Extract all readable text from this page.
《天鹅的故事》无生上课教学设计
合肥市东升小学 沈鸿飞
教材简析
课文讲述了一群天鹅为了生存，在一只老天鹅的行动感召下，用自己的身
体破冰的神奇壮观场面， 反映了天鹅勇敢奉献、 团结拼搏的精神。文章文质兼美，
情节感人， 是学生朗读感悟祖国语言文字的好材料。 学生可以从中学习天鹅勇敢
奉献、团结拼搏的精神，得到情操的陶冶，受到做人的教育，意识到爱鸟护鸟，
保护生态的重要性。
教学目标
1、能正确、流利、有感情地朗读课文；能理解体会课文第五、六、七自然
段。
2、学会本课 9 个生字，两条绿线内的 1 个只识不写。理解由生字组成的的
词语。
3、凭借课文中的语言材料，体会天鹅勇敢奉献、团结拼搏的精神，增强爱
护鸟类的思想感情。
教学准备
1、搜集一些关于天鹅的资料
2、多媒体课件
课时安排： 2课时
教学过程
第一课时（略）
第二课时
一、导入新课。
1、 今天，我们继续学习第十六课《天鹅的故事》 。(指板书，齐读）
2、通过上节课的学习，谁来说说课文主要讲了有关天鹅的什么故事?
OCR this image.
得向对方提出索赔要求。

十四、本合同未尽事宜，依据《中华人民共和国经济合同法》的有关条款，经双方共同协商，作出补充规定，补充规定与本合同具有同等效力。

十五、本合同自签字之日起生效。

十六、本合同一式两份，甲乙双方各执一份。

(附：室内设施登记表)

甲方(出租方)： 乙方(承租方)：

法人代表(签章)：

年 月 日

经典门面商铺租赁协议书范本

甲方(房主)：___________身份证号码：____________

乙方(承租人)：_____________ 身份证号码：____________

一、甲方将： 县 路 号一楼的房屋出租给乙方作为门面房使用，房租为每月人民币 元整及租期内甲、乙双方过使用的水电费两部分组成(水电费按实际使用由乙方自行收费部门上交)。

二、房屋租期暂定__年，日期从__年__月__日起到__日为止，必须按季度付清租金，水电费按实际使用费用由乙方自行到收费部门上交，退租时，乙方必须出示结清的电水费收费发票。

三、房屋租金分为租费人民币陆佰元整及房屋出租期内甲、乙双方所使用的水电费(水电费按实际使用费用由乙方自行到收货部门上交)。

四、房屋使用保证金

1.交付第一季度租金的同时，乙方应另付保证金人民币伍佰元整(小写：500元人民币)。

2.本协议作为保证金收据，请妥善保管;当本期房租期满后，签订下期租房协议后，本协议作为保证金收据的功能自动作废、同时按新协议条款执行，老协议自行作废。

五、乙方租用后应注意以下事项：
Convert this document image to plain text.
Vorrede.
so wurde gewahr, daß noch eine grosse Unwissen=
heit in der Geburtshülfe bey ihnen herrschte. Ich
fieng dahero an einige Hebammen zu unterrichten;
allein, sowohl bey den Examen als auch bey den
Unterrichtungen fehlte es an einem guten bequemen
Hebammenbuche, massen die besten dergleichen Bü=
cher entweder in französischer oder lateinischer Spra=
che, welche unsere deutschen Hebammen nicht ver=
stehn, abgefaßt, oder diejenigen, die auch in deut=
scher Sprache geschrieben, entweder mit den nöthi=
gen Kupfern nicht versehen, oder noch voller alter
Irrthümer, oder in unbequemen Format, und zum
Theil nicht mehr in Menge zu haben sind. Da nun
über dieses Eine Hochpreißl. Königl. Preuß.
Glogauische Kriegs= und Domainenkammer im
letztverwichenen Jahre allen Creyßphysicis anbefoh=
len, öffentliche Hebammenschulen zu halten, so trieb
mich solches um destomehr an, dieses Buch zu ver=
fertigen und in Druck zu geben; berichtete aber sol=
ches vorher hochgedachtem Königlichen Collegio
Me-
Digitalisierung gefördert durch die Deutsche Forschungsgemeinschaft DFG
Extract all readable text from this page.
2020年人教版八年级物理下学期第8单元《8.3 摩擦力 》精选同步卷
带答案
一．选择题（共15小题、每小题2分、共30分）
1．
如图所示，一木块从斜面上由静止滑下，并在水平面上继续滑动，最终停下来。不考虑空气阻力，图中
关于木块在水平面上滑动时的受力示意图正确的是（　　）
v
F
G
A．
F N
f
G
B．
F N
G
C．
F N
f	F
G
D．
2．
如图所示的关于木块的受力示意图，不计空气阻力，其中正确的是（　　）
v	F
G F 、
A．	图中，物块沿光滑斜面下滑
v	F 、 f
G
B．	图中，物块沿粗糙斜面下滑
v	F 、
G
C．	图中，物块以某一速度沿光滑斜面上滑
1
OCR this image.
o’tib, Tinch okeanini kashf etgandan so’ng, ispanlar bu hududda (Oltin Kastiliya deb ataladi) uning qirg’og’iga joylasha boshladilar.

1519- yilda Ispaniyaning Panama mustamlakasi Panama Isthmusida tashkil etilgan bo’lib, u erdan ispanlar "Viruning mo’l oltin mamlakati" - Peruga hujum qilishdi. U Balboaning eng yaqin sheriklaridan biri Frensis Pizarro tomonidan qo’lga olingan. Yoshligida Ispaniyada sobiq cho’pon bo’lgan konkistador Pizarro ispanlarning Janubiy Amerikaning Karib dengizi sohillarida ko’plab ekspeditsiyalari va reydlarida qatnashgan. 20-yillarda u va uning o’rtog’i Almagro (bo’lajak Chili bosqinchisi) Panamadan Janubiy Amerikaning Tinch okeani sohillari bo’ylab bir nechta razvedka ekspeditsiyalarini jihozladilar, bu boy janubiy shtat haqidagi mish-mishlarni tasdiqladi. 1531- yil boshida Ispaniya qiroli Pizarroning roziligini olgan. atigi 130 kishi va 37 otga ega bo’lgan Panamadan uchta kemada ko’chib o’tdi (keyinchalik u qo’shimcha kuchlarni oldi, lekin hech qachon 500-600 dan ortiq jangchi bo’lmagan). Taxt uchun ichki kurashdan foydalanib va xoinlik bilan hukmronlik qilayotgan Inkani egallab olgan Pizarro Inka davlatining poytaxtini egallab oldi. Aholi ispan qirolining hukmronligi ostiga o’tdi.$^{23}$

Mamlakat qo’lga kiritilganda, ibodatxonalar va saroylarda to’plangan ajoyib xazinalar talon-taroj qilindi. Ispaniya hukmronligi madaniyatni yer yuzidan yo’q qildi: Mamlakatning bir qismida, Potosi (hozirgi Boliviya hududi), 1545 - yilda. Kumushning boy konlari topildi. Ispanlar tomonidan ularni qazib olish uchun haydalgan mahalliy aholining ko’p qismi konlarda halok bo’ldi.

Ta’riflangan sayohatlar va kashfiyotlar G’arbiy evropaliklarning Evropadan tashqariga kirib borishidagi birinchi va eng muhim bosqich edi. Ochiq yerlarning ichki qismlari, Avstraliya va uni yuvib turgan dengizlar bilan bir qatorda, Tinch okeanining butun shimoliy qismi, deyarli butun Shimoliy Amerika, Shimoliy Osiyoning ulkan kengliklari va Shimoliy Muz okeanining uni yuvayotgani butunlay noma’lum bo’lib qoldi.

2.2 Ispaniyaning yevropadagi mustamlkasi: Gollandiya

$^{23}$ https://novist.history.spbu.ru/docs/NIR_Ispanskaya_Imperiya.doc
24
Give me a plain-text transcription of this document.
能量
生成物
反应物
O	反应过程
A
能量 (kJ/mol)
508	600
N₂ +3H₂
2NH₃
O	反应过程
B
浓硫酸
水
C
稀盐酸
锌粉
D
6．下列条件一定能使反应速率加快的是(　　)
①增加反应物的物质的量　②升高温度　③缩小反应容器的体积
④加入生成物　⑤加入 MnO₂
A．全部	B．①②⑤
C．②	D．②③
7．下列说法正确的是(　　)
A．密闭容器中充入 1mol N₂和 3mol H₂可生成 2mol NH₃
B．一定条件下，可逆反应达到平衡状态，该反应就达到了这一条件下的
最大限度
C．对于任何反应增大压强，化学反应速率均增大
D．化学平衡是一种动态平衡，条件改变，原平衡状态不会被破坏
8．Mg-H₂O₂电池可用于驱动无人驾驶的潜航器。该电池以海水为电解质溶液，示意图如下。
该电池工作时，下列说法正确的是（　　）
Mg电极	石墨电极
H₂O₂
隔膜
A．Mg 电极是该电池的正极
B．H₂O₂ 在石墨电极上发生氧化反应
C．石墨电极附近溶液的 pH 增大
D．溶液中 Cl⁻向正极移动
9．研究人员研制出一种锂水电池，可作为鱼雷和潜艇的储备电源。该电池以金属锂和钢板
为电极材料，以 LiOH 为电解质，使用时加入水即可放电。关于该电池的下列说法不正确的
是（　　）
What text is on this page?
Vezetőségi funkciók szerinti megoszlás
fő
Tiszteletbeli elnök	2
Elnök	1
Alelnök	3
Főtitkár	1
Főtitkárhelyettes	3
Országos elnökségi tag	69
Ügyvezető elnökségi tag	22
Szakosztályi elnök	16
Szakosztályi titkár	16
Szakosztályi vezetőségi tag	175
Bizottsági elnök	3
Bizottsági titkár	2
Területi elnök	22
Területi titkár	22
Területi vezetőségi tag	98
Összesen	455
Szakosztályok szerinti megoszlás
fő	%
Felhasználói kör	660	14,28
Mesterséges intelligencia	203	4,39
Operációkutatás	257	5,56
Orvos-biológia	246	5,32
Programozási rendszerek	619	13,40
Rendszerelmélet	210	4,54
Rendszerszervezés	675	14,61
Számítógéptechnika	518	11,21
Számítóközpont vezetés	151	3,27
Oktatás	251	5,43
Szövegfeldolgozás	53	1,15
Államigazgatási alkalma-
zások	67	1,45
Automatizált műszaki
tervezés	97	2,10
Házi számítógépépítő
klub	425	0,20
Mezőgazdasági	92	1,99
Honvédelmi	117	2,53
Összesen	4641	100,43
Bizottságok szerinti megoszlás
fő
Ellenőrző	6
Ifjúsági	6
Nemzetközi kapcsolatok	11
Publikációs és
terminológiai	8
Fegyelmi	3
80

□ □ □ □

= Brief =
Return all lines containing "Szakosztályi".

= Correct result =
Szakosztályi elnök	16
Szakosztályi titkár	16
Szakosztályi vezetőségi tag	175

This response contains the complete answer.